» **EXTRACTED TEXT**
****

Li: You know, I think my characters come from my imagination, but their situations I take either from stories I read in newspapers or stories I hear, like the man in “A Man Like Him.” I read on the internet there was this young woman in China who suspected her father was having an affair, so she sued him, which did not work. So, she started a blog. Very contemporary situation, she started a blog to publish his life story, or publish his data, to condemn him. And that’s the seed of the story, which is the situation.

But then, I never really want to write about the people in the real situation, so I would make up a bystander, a man watching that situation, or someone else to be my major concern in the story, to be my characters.

Fassler: So, to almost inject a third element of someone watching the conflict?

Li: Yes. I think I notice that a lot of my characters are observers. They feel more comfortable observing. But then, as any observer, after a while they cannot hold onto that observing status, they want to participate, and that’s when stories are more interesting.

Fassler: Yeah. In a few stories, you move pretty freely with point of view. I’m thinking in particular of “Souvenir”, where we begin in the brain of an older man, and then perspective actually shifts, and we’re granted access to the thoughts of a much younger woman who he’s interacting with. In that story, why did you feel it was important to sort of mediate both of the characters as opposed to just staying implanted with one?

Li: Right. That story especially, it is about a chance meeting, you know, between two very painful souls, and they were both trying to reach out for that human contact, and they failed terribly in that story. And I think that just the situation between the two characters, it’s very important for me to show both their sides. And in the end, you know why they failed. It’s inevitable they would fail in that story.

Fassler: You said before that you like to be in dialogue with writers, that I believe a writer writes to talk to his or her literary heroes was something I read you’d said in an interview. Who are you in dialogue with, especially in these new stories?

Li: Yes, so these new stories are very much written to have a dialogue with William Trevor, the Irish writer who lived in England almost all his life. And Trevor is really my most favorite contemporary author. And there are things that — his storytelling, I feel very close to his story-telling. And so, this collection especially, almost every story I had in mind when I started writing them a specific Trevor story to talk with. And in the end, my stories are completely different from his stories, but to me at least in my imagination, the music is the same, the mood is very similar. So I think in the way I always imagined these characters, like my set of characters and his set of characters would be talking on the page.

Fassler: That’s really interesting. Maybe you can say more about that. You’re saying you don’t write like him, but yet he was a big influence on the tone?

Li: Right, I don’t think — well, I do. I should revise myself. I think I learned a lot from reading him, so I would consider him a mentor on the page for me. So certainly, his stories are oftentimes about solitary figures, or chance meetings, disappointment, having to make do with imperfect situations. And especially those stories set in Ireland also have a lot to do with Irish history. I’m drawn to those things. So I think I would say only the situations, my situations are Chinese situations, and his are Irish or English situations, but the characters oftentimes either share something about life or some views about life, or you know, share some disappointments about life.

****

» **EXTRACTED RECORDS**
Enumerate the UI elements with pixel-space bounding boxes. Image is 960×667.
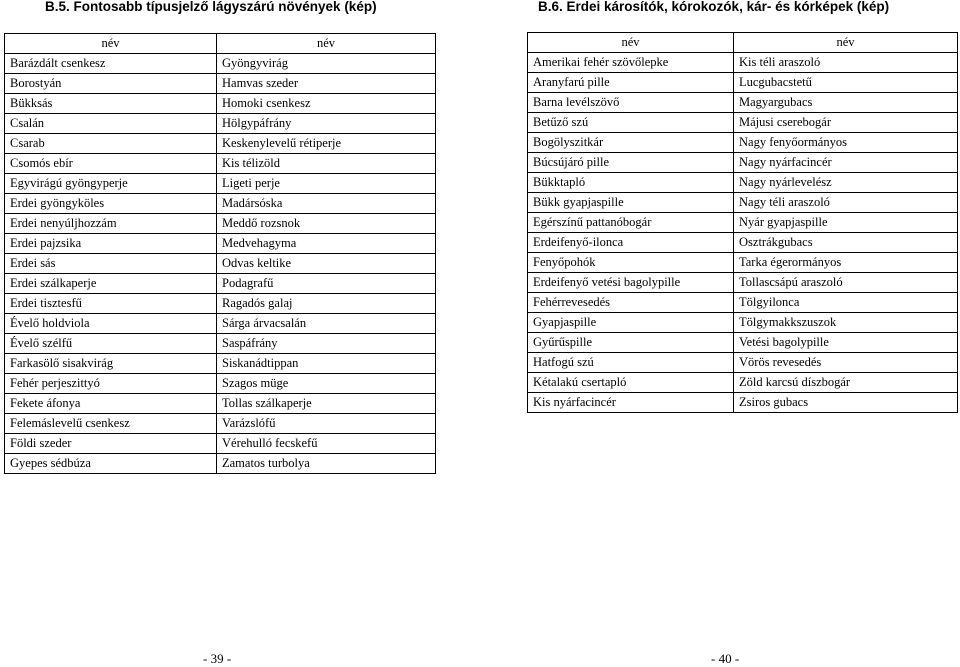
plants-table <box>4 33 436 474</box>
table-cell: Erdei tisztesfű <box>5 294 217 314</box>
table-row <box>528 153 958 173</box>
table-cell: Bükksás <box>5 94 217 114</box>
column-header-name-1: név <box>528 33 734 53</box>
table-cell: Keskenylevelű rétiperje <box>217 134 436 154</box>
plants-table-body <box>5 54 436 474</box>
table-cell: Csalán <box>5 114 217 134</box>
table-cell: Erdeifenyő-ilonca <box>528 233 734 253</box>
table-row <box>528 73 958 93</box>
table-cell: Nagy nyárfacincér <box>734 153 958 173</box>
table-row <box>528 133 958 153</box>
table-cell: Kis nyárfacincér <box>528 393 734 413</box>
table-row <box>528 93 958 113</box>
table-row <box>5 314 436 334</box>
table-cell: Fenyőpohók <box>528 253 734 273</box>
table-cell: Odvas keltike <box>217 254 436 274</box>
table-cell: Meddő rozsnok <box>217 214 436 234</box>
table-row <box>5 94 436 114</box>
section-title-left: B.5. Fontosabb típusjelző lágyszárú növények (kép) <box>45 0 377 14</box>
table-cell: Erdei sás <box>5 254 217 274</box>
table-cell: Nagy fenyőormányos <box>734 133 958 153</box>
column-header-name-1: név <box>5 34 217 54</box>
table-row <box>5 214 436 234</box>
table-cell: Podagrafű <box>217 274 436 294</box>
table-cell: Saspáfrány <box>217 334 436 354</box>
table-cell: Bükk gyapjaspille <box>528 193 734 213</box>
table-cell: Gyapjaspille <box>528 313 734 333</box>
table-cell: Zamatos turbolya <box>217 454 436 474</box>
table-row <box>5 374 436 394</box>
column-header-name-2: név <box>217 34 436 54</box>
table-cell: Osztrákgubacs <box>734 233 958 253</box>
table-row <box>528 173 958 193</box>
table-cell: Nagy téli araszoló <box>734 193 958 213</box>
table-cell: Erdeifenyő vetési bagolypille <box>528 273 734 293</box>
table-row <box>528 393 958 413</box>
table-cell: Vörös revesedés <box>734 353 958 373</box>
table-cell: Fehérrevesedés <box>528 293 734 313</box>
table-cell: Évelő szélfű <box>5 334 217 354</box>
table-cell: Nyár gyapjaspille <box>734 213 958 233</box>
table-cell: Hamvas szeder <box>217 74 436 94</box>
table-cell: Tollas szálkaperje <box>217 394 436 414</box>
table-cell: Nagy nyárlevelész <box>734 173 958 193</box>
table-row <box>528 313 958 333</box>
table-cell: Medvehagyma <box>217 234 436 254</box>
table-cell: Csomós ebír <box>5 154 217 174</box>
table-row <box>5 254 436 274</box>
table-cell: Madársóska <box>217 194 436 214</box>
table-cell: Bogölyszitkár <box>528 133 734 153</box>
table-cell: Egérszínű pattanóbogár <box>528 213 734 233</box>
table-row <box>5 414 436 434</box>
table-row <box>5 174 436 194</box>
table-cell: Kis télizöld <box>217 154 436 174</box>
table-cell: Tölgymakkszuszok <box>734 313 958 333</box>
table-cell: Siskanádtippan <box>217 354 436 374</box>
table-cell: Barna levélszövő <box>528 93 734 113</box>
pests-table <box>527 32 958 413</box>
table-cell: Betűző szú <box>528 113 734 133</box>
table-cell: Tollascsápú araszoló <box>734 273 958 293</box>
pests-table-body <box>528 53 958 413</box>
table-cell: Farkasölő sisakvirág <box>5 354 217 374</box>
table-row <box>5 194 436 214</box>
table-cell: Csarab <box>5 134 217 154</box>
table-cell: Bükktapló <box>528 173 734 193</box>
table-cell: Kétalakú csertapló <box>528 373 734 393</box>
table-cell: Tarka égerormányos <box>734 253 958 273</box>
table-cell: Tölgyilonca <box>734 293 958 313</box>
table-row <box>5 434 436 454</box>
table-cell: Fekete áfonya <box>5 394 217 414</box>
table-cell: Májusi cserebogár <box>734 113 958 133</box>
table-cell: Gyepes sédbúza <box>5 454 217 474</box>
table-row <box>528 53 958 73</box>
table-cell: Varázslófű <box>217 414 436 434</box>
table-cell: Sárga árvacsalán <box>217 314 436 334</box>
table-cell: Erdei nenyúljhozzám <box>5 214 217 234</box>
table-row <box>5 394 436 414</box>
table-cell: Borostyán <box>5 74 217 94</box>
table-cell: Vetési bagolypille <box>734 333 958 353</box>
table-row <box>528 273 958 293</box>
table-cell: Magyargubacs <box>734 93 958 113</box>
table-cell: Amerikai fehér szövőlepke <box>528 53 734 73</box>
table-row <box>5 274 436 294</box>
table-row <box>528 373 958 393</box>
table-row <box>5 334 436 354</box>
table-cell: Erdei pajzsika <box>5 234 217 254</box>
table-cell: Kis téli araszoló <box>734 53 958 73</box>
table-cell: Vérehulló fecskefű <box>217 434 436 454</box>
table-cell: Fehér perjeszittyó <box>5 374 217 394</box>
table-row <box>5 294 436 314</box>
table-cell: Ragadós galaj <box>217 294 436 314</box>
table-row <box>528 233 958 253</box>
table-cell: Gyűrűspille <box>528 333 734 353</box>
table-row <box>528 193 958 213</box>
table-row <box>5 114 436 134</box>
table-cell: Egyvirágú gyöngyperje <box>5 174 217 194</box>
table-row <box>5 54 436 74</box>
table-cell: Homoki csenkesz <box>217 94 436 114</box>
table-cell: Erdei szálkaperje <box>5 274 217 294</box>
table-cell: Gyöngyvirág <box>217 54 436 74</box>
table-row <box>5 134 436 154</box>
table-row <box>528 293 958 313</box>
table-cell: Hatfogú szú <box>528 353 734 373</box>
column-header-name-2: név <box>734 33 958 53</box>
table-row <box>528 253 958 273</box>
table-row <box>5 354 436 374</box>
table-cell: Lucgubacstetű <box>734 73 958 93</box>
table-row <box>528 113 958 133</box>
table-row <box>5 154 436 174</box>
section-title-right: B.6. Erdei károsítók, kórokozók, kár- és kórképek (kép) <box>538 0 890 14</box>
table-cell: Aranyfarú pille <box>528 73 734 93</box>
page-number-right: - 40 - <box>711 651 740 666</box>
table-cell: Búcsújáró pille <box>528 153 734 173</box>
table-cell: Felemáslevelű csenkesz <box>5 414 217 434</box>
table-row <box>528 353 958 373</box>
table-cell: Szagos müge <box>217 374 436 394</box>
table-cell: Zöld karcsú díszbogár <box>734 373 958 393</box>
table-cell: Hölgypáfrány <box>217 114 436 134</box>
table-cell: Erdei gyöngyköles <box>5 194 217 214</box>
page-number-left: - 39 - <box>203 651 232 666</box>
table-header-row <box>5 34 436 54</box>
table-cell: Barázdált csenkesz <box>5 54 217 74</box>
table-cell: Évelő holdviola <box>5 314 217 334</box>
table-cell: Földi szeder <box>5 434 217 454</box>
table-cell: Ligeti perje <box>217 174 436 194</box>
table-row <box>5 234 436 254</box>
table-row <box>528 333 958 353</box>
table-cell: Zsiros gubacs <box>734 393 958 413</box>
table-header-row <box>528 33 958 53</box>
table-row <box>528 213 958 233</box>
table-row <box>5 454 436 474</box>
table-row <box>5 74 436 94</box>
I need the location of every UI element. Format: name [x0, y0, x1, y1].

****

» **CHALLENGE 1**
Answer these questions about the interview with Li:
(a) What did the young woman in China do after suing her father did not work?
(b) In "Souvenir," whose mind does the story begin in?
(c) Which writer does Li say the new stories were written to have a dialogue with?
» **CHALLENGE 2**
Extend the interview with Li past its final line, continuing the exchange between Fassler and Li in the same style.
The listing comes from a source other than the interview.

» **EXERCISE ANSWER 1**
(a) She started a blog to publish his life story, or his data, to condemn him.
(b) An older man.
(c) William Trevor.

» **EXERCISE ANSWER 2**
Fassler: That’s interesting too, that you both share a respective interest in a culture, in a national culture. You said before, just now, the phrase Chinese situations. Do you mean literally set in China, or can there be something you would construe as a Chinese situation set in America?

Li: No, I think because most of the stories are set in China, I think just specifically they’re situations that are taking place in China. But those, you know, are really just a frame of the story, or really on the surface, because when you look beyond the surface, when you go into human nature, I often feel that my Chinese characters are not very different from Trevor’s Irish characters.

Fassler: Many people admire your very clean, elegant writing style, and sometimes it reminds me of Chekhov, although I’ve read him only in translation. But, who do you look to for stylistic guidance?

Li: That’s a very good question. I feel that’s a very hard question to answer, because every good writer I read, oh, if only I could write like him or her. I mean, Trevor again is one person I would read just to get his voice and the rhythm of his sentence. John McLaughlin [phonetic] who’s another Irish writer. I’m particularly very drawn to Irish writers, and I like Gwen Crane [phonetic] and [unintelligible] because again, they were the older generation. So, these are the writers that I would imagine I draw influence mostly from these writers.

Fassler: I think some of these stories, as rooted as they are in the everyday and mundane, have a kind of mythic power. The prose at times reminds me on New Testament parables or something, and there is something about that generosity of myth that I find in your fiction. Are you at all inspired by any of those more historical sources, the great books, mythic books?

Li: It’s very hard to go away from those books. In a way, I think the voice of storytelling has come from those great books. I’ve been reading The Iliad and Odyssey, and I just had so much fun reading them. You know, you could just read them again and again, and that voice, the storytelling voice is just in you.

And I’m working on a project to rewrite Gilgamesh, The Epic of Gilgamesh, for children. And again, you can read the story written I would say 5,000 years ago — probably a little bit less than 5,000 years ago — but they’re about the same thing, you know, storytelling-wise, the child, the young man. In a way, I think it’s the timelessness of those stories that you, anybody who writes fiction still wants to achieve.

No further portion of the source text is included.